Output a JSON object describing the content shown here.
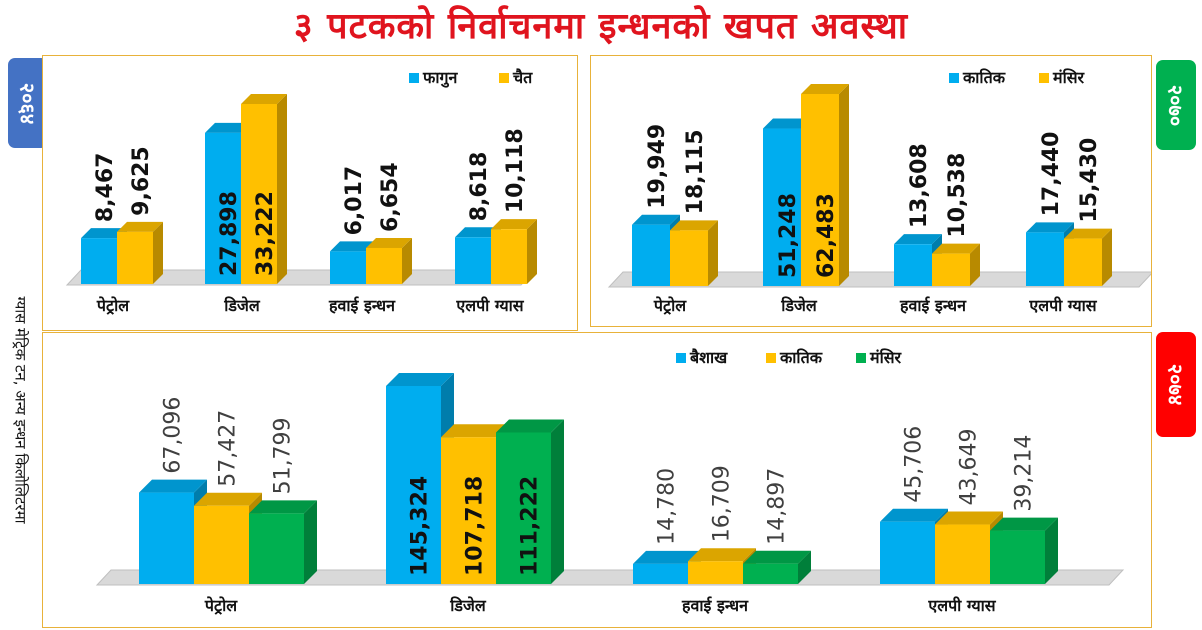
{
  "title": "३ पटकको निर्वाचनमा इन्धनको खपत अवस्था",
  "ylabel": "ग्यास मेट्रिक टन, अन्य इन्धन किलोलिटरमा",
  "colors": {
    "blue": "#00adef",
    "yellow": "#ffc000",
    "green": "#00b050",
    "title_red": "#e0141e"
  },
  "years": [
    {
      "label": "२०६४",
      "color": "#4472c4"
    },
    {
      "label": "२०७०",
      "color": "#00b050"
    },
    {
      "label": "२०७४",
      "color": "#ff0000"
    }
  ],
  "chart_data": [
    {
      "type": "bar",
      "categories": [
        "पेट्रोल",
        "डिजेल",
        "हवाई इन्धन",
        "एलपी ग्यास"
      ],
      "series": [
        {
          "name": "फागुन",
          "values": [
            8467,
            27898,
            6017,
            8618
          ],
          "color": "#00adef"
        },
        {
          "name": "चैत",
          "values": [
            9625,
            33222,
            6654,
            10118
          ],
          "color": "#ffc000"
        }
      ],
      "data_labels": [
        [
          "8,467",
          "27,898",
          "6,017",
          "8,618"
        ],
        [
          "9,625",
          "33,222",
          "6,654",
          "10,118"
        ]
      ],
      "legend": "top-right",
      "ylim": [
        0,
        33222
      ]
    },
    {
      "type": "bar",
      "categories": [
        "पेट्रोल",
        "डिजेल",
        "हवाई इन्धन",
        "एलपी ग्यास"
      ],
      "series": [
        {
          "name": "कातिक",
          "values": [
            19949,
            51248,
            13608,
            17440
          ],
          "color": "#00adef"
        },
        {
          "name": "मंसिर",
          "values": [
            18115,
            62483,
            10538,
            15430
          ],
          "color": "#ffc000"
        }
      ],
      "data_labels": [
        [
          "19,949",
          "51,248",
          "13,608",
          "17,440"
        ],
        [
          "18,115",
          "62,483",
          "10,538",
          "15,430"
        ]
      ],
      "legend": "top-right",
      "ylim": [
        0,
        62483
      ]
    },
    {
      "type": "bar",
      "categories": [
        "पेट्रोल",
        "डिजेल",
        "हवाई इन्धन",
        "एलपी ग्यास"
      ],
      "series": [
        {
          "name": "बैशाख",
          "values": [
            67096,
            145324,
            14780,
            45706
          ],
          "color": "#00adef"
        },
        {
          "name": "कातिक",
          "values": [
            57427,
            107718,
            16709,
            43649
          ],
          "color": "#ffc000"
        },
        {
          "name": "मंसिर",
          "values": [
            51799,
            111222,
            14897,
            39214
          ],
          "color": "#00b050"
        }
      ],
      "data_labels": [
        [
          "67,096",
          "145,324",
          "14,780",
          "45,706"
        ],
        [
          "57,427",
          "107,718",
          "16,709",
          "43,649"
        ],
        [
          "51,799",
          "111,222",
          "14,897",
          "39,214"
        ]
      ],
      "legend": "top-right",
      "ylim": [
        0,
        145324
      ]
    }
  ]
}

→ Aim: Reproduce every record above exactly, but leave out the pictures.

→ Right answer:
Output a JSON object describing the content shown here.
{
  "title": "३ पटकको निर्वाचनमा इन्धनको खपत अवस्था",
  "ylabel": "ग्यास मेट्रिक टन, अन्य इन्धन किलोलिटरमा",
  "colors": {
    "blue": "#00adef",
    "yellow": "#ffc000",
    "green": "#00b050",
    "title_red": "#e0141e"
  },
  "years": [
    {
      "label": "२०६४",
      "color": "#4472c4"
    },
    {
      "label": "२०७०",
      "color": "#00b050"
    },
    {
      "label": "२०७४",
      "color": "#ff0000"
    }
  ],
  "chart_data": [
    {
      "type": "bar",
      "categories": [
        "पेट्रोल",
        "डिजेल",
        "हवाई इन्धन",
        "एलपी ग्यास"
      ],
      "series": [
        {
          "name": "फागुन",
          "values": [
            8467,
            27898,
            6017,
            8618
          ],
          "color": "#00adef"
        },
        {
          "name": "चैत",
          "values": [
            9625,
            33222,
            6654,
            10118
          ],
          "color": "#ffc000"
        }
      ],
      "data_labels": [
        [
          "8,467",
          "27,898",
          "6,017",
          "8,618"
        ],
        [
          "9,625",
          "33,222",
          "6,654",
          "10,118"
        ]
      ],
      "legend": "top-right",
      "ylim": [
        0,
        33222
      ]
    },
    {
      "type": "bar",
      "categories": [
        "पेट्रोल",
        "डिजेल",
        "हवाई इन्धन",
        "एलपी ग्यास"
      ],
      "series": [
        {
          "name": "कातिक",
          "values": [
            19949,
            51248,
            13608,
            17440
          ],
          "color": "#00adef"
        },
        {
          "name": "मंसिर",
          "values": [
            18115,
            62483,
            10538,
            15430
          ],
          "color": "#ffc000"
        }
      ],
      "data_labels": [
        [
          "19,949",
          "51,248",
          "13,608",
          "17,440"
        ],
        [
          "18,115",
          "62,483",
          "10,538",
          "15,430"
        ]
      ],
      "legend": "top-right",
      "ylim": [
        0,
        62483
      ]
    },
    {
      "type": "bar",
      "categories": [
        "पेट्रोल",
        "डिजेल",
        "हवाई इन्धन",
        "एलपी ग्यास"
      ],
      "series": [
        {
          "name": "बैशाख",
          "values": [
            67096,
            145324,
            14780,
            45706
          ],
          "color": "#00adef"
        },
        {
          "name": "कातिक",
          "values": [
            57427,
            107718,
            16709,
            43649
          ],
          "color": "#ffc000"
        },
        {
          "name": "मंसिर",
          "values": [
            51799,
            111222,
            14897,
            39214
          ],
          "color": "#00b050"
        }
      ],
      "data_labels": [
        [
          "67,096",
          "145,324",
          "14,780",
          "45,706"
        ],
        [
          "57,427",
          "107,718",
          "16,709",
          "43,649"
        ],
        [
          "51,799",
          "111,222",
          "14,897",
          "39,214"
        ]
      ],
      "legend": "top-right",
      "ylim": [
        0,
        145324
      ]
    }
  ]
}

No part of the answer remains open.